_Aim:_ Reproduce all lines of the listing below in which the word "channel" occurs.

---- Material for the task

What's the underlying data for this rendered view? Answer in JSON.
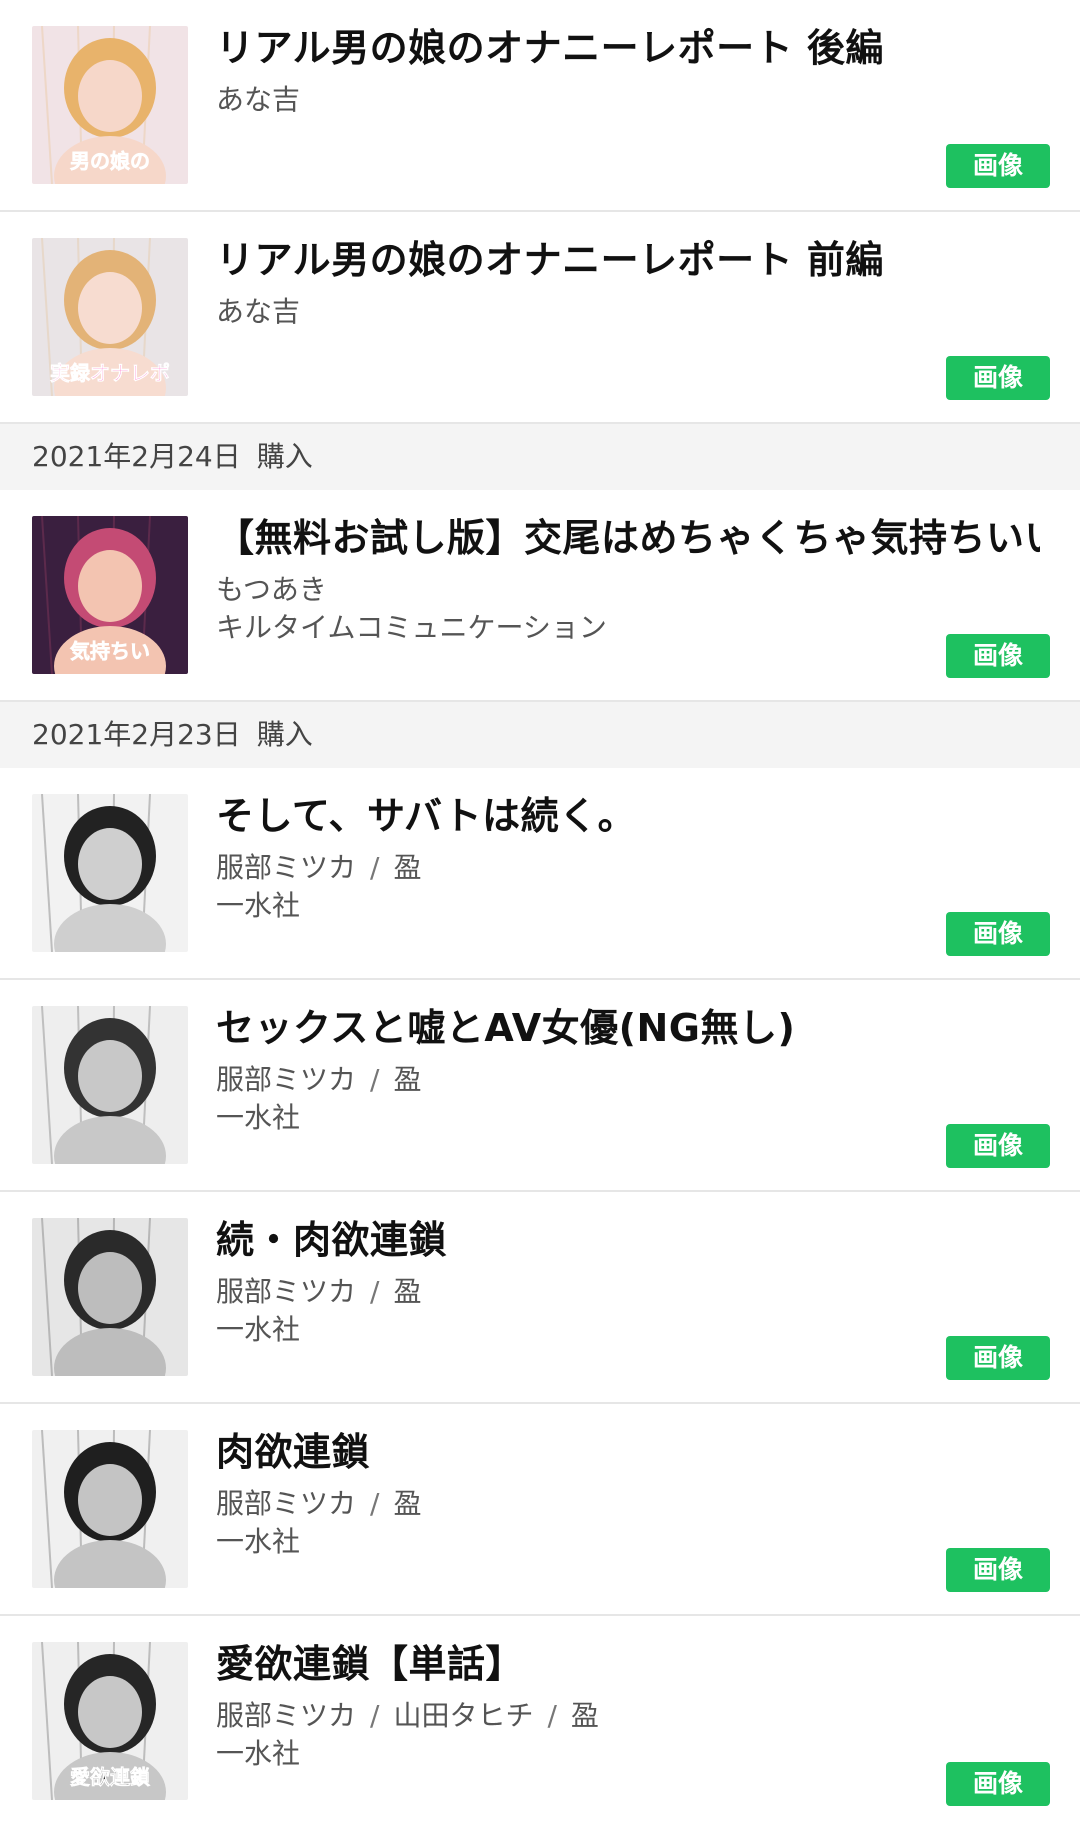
{
  "badge_label": "画像",
  "purchase_label": "購入",
  "author_separator": "/",
  "sections": [
    {
      "date": "",
      "items": [
        {
          "title": "リアル男の娘のオナニーレポート 後編",
          "authors": [
            "あな吉"
          ],
          "publisher": "",
          "thumb": {
            "bg": "#f1e3e6",
            "accent": "#e8b36b",
            "skin": "#f6d7c9",
            "caption": "男の娘の",
            "caption_color": "#ffffff"
          }
        },
        {
          "title": "リアル男の娘のオナニーレポート 前編",
          "authors": [
            "あな吉"
          ],
          "publisher": "",
          "thumb": {
            "bg": "#e9e4e6",
            "accent": "#e3b377",
            "skin": "#f7dcd0",
            "caption": "実録オナレポ",
            "caption_color": "#ff5fbf"
          }
        }
      ]
    },
    {
      "date": "2021年2月24日",
      "items": [
        {
          "title": "【無料お試し版】交尾はめちゃくちゃ気持ちいい",
          "authors": [
            "もつあき"
          ],
          "publisher": "キルタイムコミュニケーション",
          "thumb": {
            "bg": "#3a1f3f",
            "accent": "#c44b74",
            "skin": "#f3c4b1",
            "caption": "気持ちい",
            "caption_color": "#ffffff"
          }
        }
      ]
    },
    {
      "date": "2021年2月23日",
      "items": [
        {
          "title": "そして、サバトは続く。",
          "authors": [
            "服部ミツカ",
            "盈"
          ],
          "publisher": "一水社",
          "thumb": {
            "bg": "#f2f2f2",
            "accent": "#222222",
            "skin": "#cfcfcf",
            "caption": "",
            "caption_color": "#000000"
          }
        },
        {
          "title": "セックスと嘘とAV女優(NG無し)",
          "authors": [
            "服部ミツカ",
            "盈"
          ],
          "publisher": "一水社",
          "thumb": {
            "bg": "#eeeeee",
            "accent": "#333333",
            "skin": "#c8c8c8",
            "caption": "",
            "caption_color": "#000000"
          }
        },
        {
          "title": "続・肉欲連鎖",
          "authors": [
            "服部ミツカ",
            "盈"
          ],
          "publisher": "一水社",
          "thumb": {
            "bg": "#e6e6e6",
            "accent": "#2a2a2a",
            "skin": "#bdbdbd",
            "caption": "",
            "caption_color": "#000000"
          }
        },
        {
          "title": "肉欲連鎖",
          "authors": [
            "服部ミツカ",
            "盈"
          ],
          "publisher": "一水社",
          "thumb": {
            "bg": "#f0f0f0",
            "accent": "#1f1f1f",
            "skin": "#c4c4c4",
            "caption": "",
            "caption_color": "#000000"
          }
        },
        {
          "title": "愛欲連鎖【単話】",
          "authors": [
            "服部ミツカ",
            "山田タヒチ",
            "盈"
          ],
          "publisher": "一水社",
          "thumb": {
            "bg": "#efefef",
            "accent": "#262626",
            "skin": "#c7c7c7",
            "caption": "愛欲連鎖",
            "caption_color": "#111111"
          }
        }
      ]
    }
  ]
}
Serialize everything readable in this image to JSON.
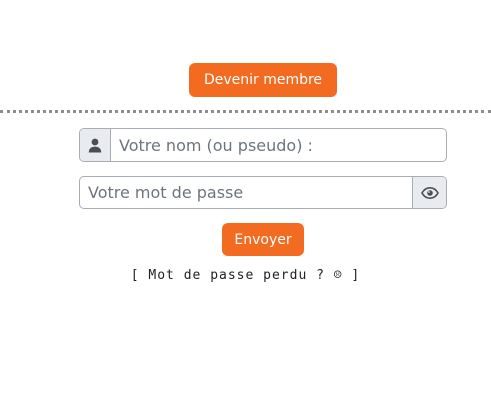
{
  "header": {
    "register_button": "Devenir membre"
  },
  "login_form": {
    "username": {
      "icon": "user-icon",
      "placeholder": "Votre nom (ou pseudo) :",
      "value": ""
    },
    "password": {
      "icon": "eye-icon",
      "placeholder": "Votre mot de passe",
      "value": ""
    },
    "submit_button": "Envoyer",
    "lost_password": {
      "open_bracket": "[ ",
      "link_text": "Mot de passe perdu ? ☹",
      "close_bracket": " ]"
    }
  },
  "colors": {
    "accent": "#f26b21",
    "addon_background": "#e9ecef",
    "input_border": "#a8adb3",
    "divider": "#8c8c8c"
  }
}
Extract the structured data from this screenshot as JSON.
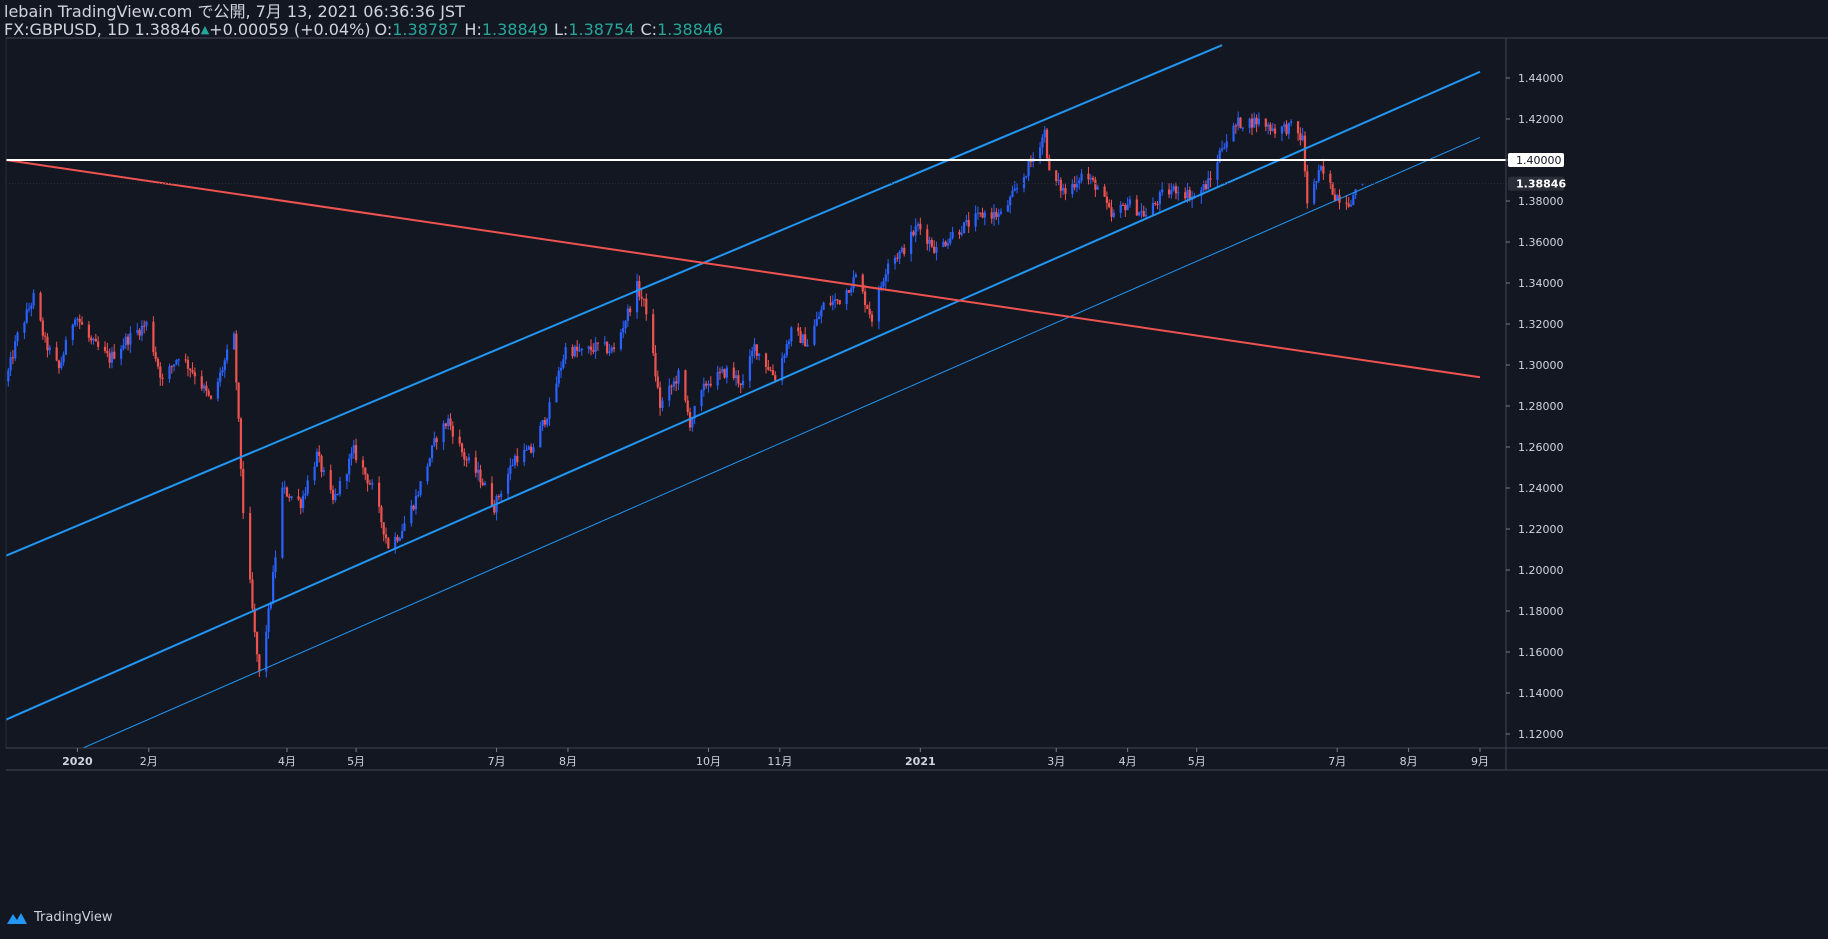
{
  "header": {
    "line1": "lebain TradingView.com で公開, 7月 13, 2021 06:36:36 JST",
    "symbol": "FX:GBPUSD, 1D",
    "last": "1.38846",
    "change": "+0.00059 (+0.04%)",
    "o_label": "O:",
    "o": "1.38787",
    "h_label": "H:",
    "h": "1.38849",
    "l_label": "L:",
    "l": "1.38754",
    "c_label": "C:",
    "c": "1.38846"
  },
  "footer": {
    "brand": "TradingView",
    "logo_icon": "tradingview-logo-icon"
  },
  "colors": {
    "background": "#131722",
    "up": "#2962ff",
    "down": "#ef5350",
    "channel": "#2196f3",
    "downtrend": "#ef5350",
    "level": "#ffffff"
  },
  "chart_data": {
    "type": "candlestick",
    "symbol": "FX:GBPUSD",
    "timeframe": "1D",
    "ylim": [
      1.11,
      1.455
    ],
    "y_ticks": [
      "1.12000",
      "1.14000",
      "1.16000",
      "1.18000",
      "1.20000",
      "1.22000",
      "1.24000",
      "1.26000",
      "1.28000",
      "1.30000",
      "1.32000",
      "1.34000",
      "1.36000",
      "1.38000",
      "1.40000",
      "1.42000",
      "1.44000"
    ],
    "x_ticks": [
      {
        "label": "2020",
        "date": "2020-01-01"
      },
      {
        "label": "2月",
        "date": "2020-02-01"
      },
      {
        "label": "4月",
        "date": "2020-04-01"
      },
      {
        "label": "5月",
        "date": "2020-05-01"
      },
      {
        "label": "7月",
        "date": "2020-07-01"
      },
      {
        "label": "8月",
        "date": "2020-08-01"
      },
      {
        "label": "10月",
        "date": "2020-10-01"
      },
      {
        "label": "11月",
        "date": "2020-11-01"
      },
      {
        "label": "2021",
        "date": "2021-01-01"
      },
      {
        "label": "3月",
        "date": "2021-03-01"
      },
      {
        "label": "4月",
        "date": "2021-04-01"
      },
      {
        "label": "5月",
        "date": "2021-05-01"
      },
      {
        "label": "7月",
        "date": "2021-07-01"
      },
      {
        "label": "8月",
        "date": "2021-08-01"
      },
      {
        "label": "9月",
        "date": "2021-09-01"
      }
    ],
    "close_series": [
      [
        "2019-12-01",
        1.292
      ],
      [
        "2019-12-06",
        1.314
      ],
      [
        "2019-12-13",
        1.333
      ],
      [
        "2019-12-18",
        1.311
      ],
      [
        "2019-12-24",
        1.298
      ],
      [
        "2019-12-31",
        1.325
      ],
      [
        "2020-01-07",
        1.311
      ],
      [
        "2020-01-15",
        1.303
      ],
      [
        "2020-01-22",
        1.312
      ],
      [
        "2020-01-31",
        1.32
      ],
      [
        "2020-02-07",
        1.292
      ],
      [
        "2020-02-14",
        1.305
      ],
      [
        "2020-02-21",
        1.296
      ],
      [
        "2020-02-28",
        1.282
      ],
      [
        "2020-03-06",
        1.305
      ],
      [
        "2020-03-09",
        1.313
      ],
      [
        "2020-03-13",
        1.229
      ],
      [
        "2020-03-18",
        1.168
      ],
      [
        "2020-03-20",
        1.149
      ],
      [
        "2020-03-25",
        1.186
      ],
      [
        "2020-03-30",
        1.239
      ],
      [
        "2020-04-07",
        1.233
      ],
      [
        "2020-04-14",
        1.256
      ],
      [
        "2020-04-21",
        1.233
      ],
      [
        "2020-04-30",
        1.258
      ],
      [
        "2020-05-08",
        1.24
      ],
      [
        "2020-05-15",
        1.212
      ],
      [
        "2020-05-20",
        1.218
      ],
      [
        "2020-05-27",
        1.235
      ],
      [
        "2020-06-05",
        1.265
      ],
      [
        "2020-06-10",
        1.273
      ],
      [
        "2020-06-17",
        1.255
      ],
      [
        "2020-06-24",
        1.245
      ],
      [
        "2020-06-30",
        1.231
      ],
      [
        "2020-07-09",
        1.255
      ],
      [
        "2020-07-16",
        1.258
      ],
      [
        "2020-07-24",
        1.279
      ],
      [
        "2020-07-31",
        1.308
      ],
      [
        "2020-08-07",
        1.306
      ],
      [
        "2020-08-14",
        1.309
      ],
      [
        "2020-08-21",
        1.307
      ],
      [
        "2020-08-31",
        1.338
      ],
      [
        "2020-09-04",
        1.327
      ],
      [
        "2020-09-10",
        1.28
      ],
      [
        "2020-09-18",
        1.295
      ],
      [
        "2020-09-23",
        1.272
      ],
      [
        "2020-09-30",
        1.291
      ],
      [
        "2020-10-09",
        1.297
      ],
      [
        "2020-10-16",
        1.291
      ],
      [
        "2020-10-21",
        1.309
      ],
      [
        "2020-10-30",
        1.294
      ],
      [
        "2020-11-06",
        1.316
      ],
      [
        "2020-11-13",
        1.311
      ],
      [
        "2020-11-20",
        1.329
      ],
      [
        "2020-11-27",
        1.332
      ],
      [
        "2020-12-04",
        1.343
      ],
      [
        "2020-12-11",
        1.323
      ],
      [
        "2020-12-18",
        1.351
      ],
      [
        "2020-12-24",
        1.355
      ],
      [
        "2020-12-31",
        1.368
      ],
      [
        "2021-01-08",
        1.356
      ],
      [
        "2021-01-15",
        1.364
      ],
      [
        "2021-01-22",
        1.369
      ],
      [
        "2021-01-29",
        1.374
      ],
      [
        "2021-02-05",
        1.373
      ],
      [
        "2021-02-12",
        1.386
      ],
      [
        "2021-02-19",
        1.401
      ],
      [
        "2021-02-24",
        1.414
      ],
      [
        "2021-02-26",
        1.393
      ],
      [
        "2021-03-05",
        1.384
      ],
      [
        "2021-03-12",
        1.393
      ],
      [
        "2021-03-19",
        1.387
      ],
      [
        "2021-03-25",
        1.372
      ],
      [
        "2021-04-01",
        1.379
      ],
      [
        "2021-04-09",
        1.373
      ],
      [
        "2021-04-16",
        1.383
      ],
      [
        "2021-04-22",
        1.386
      ],
      [
        "2021-04-30",
        1.382
      ],
      [
        "2021-05-07",
        1.39
      ],
      [
        "2021-05-12",
        1.407
      ],
      [
        "2021-05-19",
        1.418
      ],
      [
        "2021-05-28",
        1.419
      ],
      [
        "2021-06-04",
        1.415
      ],
      [
        "2021-06-11",
        1.416
      ],
      [
        "2021-06-16",
        1.41
      ],
      [
        "2021-06-18",
        1.38
      ],
      [
        "2021-06-24",
        1.395
      ],
      [
        "2021-06-30",
        1.383
      ],
      [
        "2021-07-06",
        1.38
      ],
      [
        "2021-07-09",
        1.383
      ],
      [
        "2021-07-12",
        1.38846
      ]
    ],
    "horizontal_line": {
      "price": 1.4,
      "label": "1.40000"
    },
    "last_price_label": "1.38846",
    "trendlines": [
      {
        "name": "channel-upper",
        "color": "#2196f3",
        "width": 2,
        "p1": [
          "2019-12-01",
          1.207
        ],
        "p2": [
          "2021-05-12",
          1.456
        ]
      },
      {
        "name": "channel-middle",
        "color": "#2196f3",
        "width": 2,
        "p1": [
          "2019-12-01",
          1.127
        ],
        "p2": [
          "2021-09-01",
          1.443
        ]
      },
      {
        "name": "channel-lower",
        "color": "#2196f3",
        "width": 1,
        "p1": [
          "2019-12-28",
          1.11
        ],
        "p2": [
          "2021-09-01",
          1.411
        ]
      },
      {
        "name": "downtrend",
        "color": "#ef5350",
        "width": 2,
        "p1": [
          "2019-12-01",
          1.4
        ],
        "p2": [
          "2021-09-01",
          1.294
        ]
      }
    ]
  }
}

--------

_Result of this exercise:_
    "channel": "#2196f3",
        "name": "channel-upper",
        "name": "channel-middle",
        "name": "channel-lower",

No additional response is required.